Transcribe the material in full, exactly as written.

Figure record extracts
-=-=-
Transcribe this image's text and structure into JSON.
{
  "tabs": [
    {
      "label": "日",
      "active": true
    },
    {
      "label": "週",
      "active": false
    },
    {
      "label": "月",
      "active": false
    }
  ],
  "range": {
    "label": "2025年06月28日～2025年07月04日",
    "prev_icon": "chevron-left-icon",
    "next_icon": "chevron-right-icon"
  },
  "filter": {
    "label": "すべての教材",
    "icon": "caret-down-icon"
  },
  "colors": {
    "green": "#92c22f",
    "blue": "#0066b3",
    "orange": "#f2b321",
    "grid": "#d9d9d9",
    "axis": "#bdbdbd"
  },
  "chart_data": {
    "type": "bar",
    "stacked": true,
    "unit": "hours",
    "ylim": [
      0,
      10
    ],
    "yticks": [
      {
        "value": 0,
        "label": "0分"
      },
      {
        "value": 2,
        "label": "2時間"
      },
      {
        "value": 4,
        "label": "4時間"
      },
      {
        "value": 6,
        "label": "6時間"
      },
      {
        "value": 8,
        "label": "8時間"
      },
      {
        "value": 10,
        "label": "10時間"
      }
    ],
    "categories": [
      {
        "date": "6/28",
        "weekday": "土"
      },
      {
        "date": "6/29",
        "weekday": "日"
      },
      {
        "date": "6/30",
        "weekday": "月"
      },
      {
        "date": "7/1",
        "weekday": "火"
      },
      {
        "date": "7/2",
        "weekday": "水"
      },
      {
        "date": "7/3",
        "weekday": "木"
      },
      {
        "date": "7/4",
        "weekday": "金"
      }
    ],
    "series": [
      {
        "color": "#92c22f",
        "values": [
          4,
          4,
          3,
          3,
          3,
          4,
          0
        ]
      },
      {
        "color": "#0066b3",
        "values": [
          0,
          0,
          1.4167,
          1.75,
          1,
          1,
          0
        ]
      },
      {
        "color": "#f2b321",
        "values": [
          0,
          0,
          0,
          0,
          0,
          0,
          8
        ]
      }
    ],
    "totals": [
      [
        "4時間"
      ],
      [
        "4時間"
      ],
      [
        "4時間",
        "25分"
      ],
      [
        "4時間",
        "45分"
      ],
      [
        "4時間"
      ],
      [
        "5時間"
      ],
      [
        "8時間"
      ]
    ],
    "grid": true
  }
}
-=-=-
**Solution to this exercise**
Transcribe this image's text and structure into JSON.
{
  "tabs": [
    {
      "label": "日",
      "active": true
    },
    {
      "label": "週",
      "active": false
    },
    {
      "label": "月",
      "active": false
    }
  ],
  "range": {
    "label": "2025年06月28日～2025年07月04日",
    "prev_icon": "chevron-left-icon",
    "next_icon": "chevron-right-icon"
  },
  "filter": {
    "label": "すべての教材",
    "icon": "caret-down-icon"
  },
  "colors": {
    "green": "#92c22f",
    "blue": "#0066b3",
    "orange": "#f2b321",
    "grid": "#d9d9d9",
    "axis": "#bdbdbd"
  },
  "chart_data": {
    "type": "bar",
    "stacked": true,
    "unit": "hours",
    "ylim": [
      0,
      10
    ],
    "yticks": [
      {
        "value": 0,
        "label": "0分"
      },
      {
        "value": 2,
        "label": "2時間"
      },
      {
        "value": 4,
        "label": "4時間"
      },
      {
        "value": 6,
        "label": "6時間"
      },
      {
        "value": 8,
        "label": "8時間"
      },
      {
        "value": 10,
        "label": "10時間"
      }
    ],
    "categories": [
      {
        "date": "6/28",
        "weekday": "土"
      },
      {
        "date": "6/29",
        "weekday": "日"
      },
      {
        "date": "6/30",
        "weekday": "月"
      },
      {
        "date": "7/1",
        "weekday": "火"
      },
      {
        "date": "7/2",
        "weekday": "水"
      },
      {
        "date": "7/3",
        "weekday": "木"
      },
      {
        "date": "7/4",
        "weekday": "金"
      }
    ],
    "series": [
      {
        "color": "#92c22f",
        "values": [
          4,
          4,
          3,
          3,
          3,
          4,
          0
        ]
      },
      {
        "color": "#0066b3",
        "values": [
          0,
          0,
          1.4167,
          1.75,
          1,
          1,
          0
        ]
      },
      {
        "color": "#f2b321",
        "values": [
          0,
          0,
          0,
          0,
          0,
          0,
          8
        ]
      }
    ],
    "totals": [
      [
        "4時間"
      ],
      [
        "4時間"
      ],
      [
        "4時間",
        "25分"
      ],
      [
        "4時間",
        "45分"
      ],
      [
        "4時間"
      ],
      [
        "5時間"
      ],
      [
        "8時間"
      ]
    ],
    "grid": true
  }
}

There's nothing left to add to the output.